SUPPLIED MATERIAL ▸
"""
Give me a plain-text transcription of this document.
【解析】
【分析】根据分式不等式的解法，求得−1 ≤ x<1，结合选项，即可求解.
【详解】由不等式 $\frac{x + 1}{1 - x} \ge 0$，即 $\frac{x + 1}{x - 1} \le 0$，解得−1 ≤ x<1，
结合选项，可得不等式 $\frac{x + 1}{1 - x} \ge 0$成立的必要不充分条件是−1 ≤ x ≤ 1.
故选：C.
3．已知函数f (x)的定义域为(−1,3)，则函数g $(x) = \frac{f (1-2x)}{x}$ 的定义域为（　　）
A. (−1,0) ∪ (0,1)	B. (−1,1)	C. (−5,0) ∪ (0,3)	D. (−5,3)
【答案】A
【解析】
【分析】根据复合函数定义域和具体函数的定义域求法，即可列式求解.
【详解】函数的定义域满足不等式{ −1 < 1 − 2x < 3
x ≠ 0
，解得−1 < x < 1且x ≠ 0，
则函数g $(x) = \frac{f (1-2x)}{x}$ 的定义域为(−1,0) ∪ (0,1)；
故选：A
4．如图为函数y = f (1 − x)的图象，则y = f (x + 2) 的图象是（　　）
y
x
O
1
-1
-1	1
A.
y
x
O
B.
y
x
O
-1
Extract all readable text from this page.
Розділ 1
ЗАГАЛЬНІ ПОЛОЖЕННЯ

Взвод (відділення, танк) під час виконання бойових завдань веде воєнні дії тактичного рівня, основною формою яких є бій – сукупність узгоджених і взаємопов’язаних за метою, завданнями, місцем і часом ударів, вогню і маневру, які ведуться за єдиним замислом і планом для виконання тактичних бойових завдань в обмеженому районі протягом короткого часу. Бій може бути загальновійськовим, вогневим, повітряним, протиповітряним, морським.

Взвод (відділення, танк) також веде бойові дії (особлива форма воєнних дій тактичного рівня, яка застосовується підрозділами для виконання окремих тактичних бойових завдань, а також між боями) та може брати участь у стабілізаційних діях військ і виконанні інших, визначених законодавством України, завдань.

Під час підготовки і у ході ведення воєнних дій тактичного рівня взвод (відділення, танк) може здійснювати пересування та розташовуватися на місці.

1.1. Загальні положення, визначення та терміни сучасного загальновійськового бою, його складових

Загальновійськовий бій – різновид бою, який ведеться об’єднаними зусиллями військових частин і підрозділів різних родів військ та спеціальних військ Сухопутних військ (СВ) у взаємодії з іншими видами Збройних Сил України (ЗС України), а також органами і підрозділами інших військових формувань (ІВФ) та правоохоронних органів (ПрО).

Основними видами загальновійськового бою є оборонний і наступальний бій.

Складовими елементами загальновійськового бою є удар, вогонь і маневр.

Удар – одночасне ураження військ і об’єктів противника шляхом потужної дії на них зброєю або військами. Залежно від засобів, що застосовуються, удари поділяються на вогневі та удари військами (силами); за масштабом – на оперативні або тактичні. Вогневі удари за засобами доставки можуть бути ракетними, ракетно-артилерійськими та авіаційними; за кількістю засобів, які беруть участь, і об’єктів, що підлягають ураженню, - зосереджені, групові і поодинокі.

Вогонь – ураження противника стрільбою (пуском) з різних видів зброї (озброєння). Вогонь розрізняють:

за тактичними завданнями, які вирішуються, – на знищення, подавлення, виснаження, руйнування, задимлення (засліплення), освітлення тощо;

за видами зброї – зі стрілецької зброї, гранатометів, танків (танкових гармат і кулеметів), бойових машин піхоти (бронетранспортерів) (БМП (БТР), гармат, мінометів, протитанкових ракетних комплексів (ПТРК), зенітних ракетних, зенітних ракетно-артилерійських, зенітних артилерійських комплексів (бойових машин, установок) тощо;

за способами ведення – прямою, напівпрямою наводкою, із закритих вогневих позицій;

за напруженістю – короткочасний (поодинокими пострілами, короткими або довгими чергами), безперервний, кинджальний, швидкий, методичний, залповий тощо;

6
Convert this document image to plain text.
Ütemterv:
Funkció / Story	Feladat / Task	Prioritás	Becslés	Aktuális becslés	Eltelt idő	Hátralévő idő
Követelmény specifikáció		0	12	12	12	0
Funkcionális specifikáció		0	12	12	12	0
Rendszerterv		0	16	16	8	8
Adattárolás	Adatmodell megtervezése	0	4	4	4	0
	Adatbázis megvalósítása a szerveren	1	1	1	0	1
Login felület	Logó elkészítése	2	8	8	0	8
"""
WHAT TO WORK ON ▸
Return all of the entries exactly as they were supplied.

OUTPUT BELOW ▸
Give me a plain-text transcription of this document.
【解析】
【分析】根据分式不等式的解法，求得−1 ≤ x<1，结合选项，即可求解.
【详解】由不等式 $\frac{x + 1}{1 - x} \ge 0$，即 $\frac{x + 1}{x - 1} \le 0$，解得−1 ≤ x<1，
结合选项，可得不等式 $\frac{x + 1}{1 - x} \ge 0$成立的必要不充分条件是−1 ≤ x ≤ 1.
故选：C.
3．已知函数f (x)的定义域为(−1,3)，则函数g $(x) = \frac{f (1-2x)}{x}$ 的定义域为（　　）
A. (−1,0) ∪ (0,1)	B. (−1,1)	C. (−5,0) ∪ (0,3)	D. (−5,3)
【答案】A
【解析】
【分析】根据复合函数定义域和具体函数的定义域求法，即可列式求解.
【详解】函数的定义域满足不等式{ −1 < 1 − 2x < 3
x ≠ 0
，解得−1 < x < 1且x ≠ 0，
则函数g $(x) = \frac{f (1-2x)}{x}$ 的定义域为(−1,0) ∪ (0,1)；
故选：A
4．如图为函数y = f (1 − x)的图象，则y = f (x + 2) 的图象是（　　）
y
x
O
1
-1
-1	1
A.
y
x
O
B.
y
x
O
-1
Extract all readable text from this page.
Розділ 1
ЗАГАЛЬНІ ПОЛОЖЕННЯ

Взвод (відділення, танк) під час виконання бойових завдань веде воєнні дії тактичного рівня, основною формою яких є бій – сукупність узгоджених і взаємопов’язаних за метою, завданнями, місцем і часом ударів, вогню і маневру, які ведуться за єдиним замислом і планом для виконання тактичних бойових завдань в обмеженому районі протягом короткого часу. Бій може бути загальновійськовим, вогневим, повітряним, протиповітряним, морським.

Взвод (відділення, танк) також веде бойові дії (особлива форма воєнних дій тактичного рівня, яка застосовується підрозділами для виконання окремих тактичних бойових завдань, а також між боями) та може брати участь у стабілізаційних діях військ і виконанні інших, визначених законодавством України, завдань.

Під час підготовки і у ході ведення воєнних дій тактичного рівня взвод (відділення, танк) може здійснювати пересування та розташовуватися на місці.

1.1. Загальні положення, визначення та терміни сучасного загальновійськового бою, його складових

Загальновійськовий бій – різновид бою, який ведеться об’єднаними зусиллями військових частин і підрозділів різних родів військ та спеціальних військ Сухопутних військ (СВ) у взаємодії з іншими видами Збройних Сил України (ЗС України), а також органами і підрозділами інших військових формувань (ІВФ) та правоохоронних органів (ПрО).

Основними видами загальновійськового бою є оборонний і наступальний бій.

Складовими елементами загальновійськового бою є удар, вогонь і маневр.

Удар – одночасне ураження військ і об’єктів противника шляхом потужної дії на них зброєю або військами. Залежно від засобів, що застосовуються, удари поділяються на вогневі та удари військами (силами); за масштабом – на оперативні або тактичні. Вогневі удари за засобами доставки можуть бути ракетними, ракетно-артилерійськими та авіаційними; за кількістю засобів, які беруть участь, і об’єктів, що підлягають ураженню, - зосереджені, групові і поодинокі.

Вогонь – ураження противника стрільбою (пуском) з різних видів зброї (озброєння). Вогонь розрізняють:

за тактичними завданнями, які вирішуються, – на знищення, подавлення, виснаження, руйнування, задимлення (засліплення), освітлення тощо;

за видами зброї – зі стрілецької зброї, гранатометів, танків (танкових гармат і кулеметів), бойових машин піхоти (бронетранспортерів) (БМП (БТР), гармат, мінометів, протитанкових ракетних комплексів (ПТРК), зенітних ракетних, зенітних ракетно-артилерійських, зенітних артилерійських комплексів (бойових машин, установок) тощо;

за способами ведення – прямою, напівпрямою наводкою, із закритих вогневих позицій;

за напруженістю – короткочасний (поодинокими пострілами, короткими або довгими чергами), безперервний, кинджальний, швидкий, методичний, залповий тощо;

6
Convert this document image to plain text.
Ütemterv:
Funkció / Story	Feladat / Task	Prioritás	Becslés	Aktuális becslés	Eltelt idő	Hátralévő idő
Követelmény specifikáció		0	12	12	12	0
Funkcionális specifikáció		0	12	12	12	0
Rendszerterv		0	16	16	8	8
Adattárolás	Adatmodell megtervezése	0	4	4	4	0
	Adatbázis megvalósítása a szerveren	1	1	1	0	1
Login felület	Logó elkészítése	2	8	8	0	8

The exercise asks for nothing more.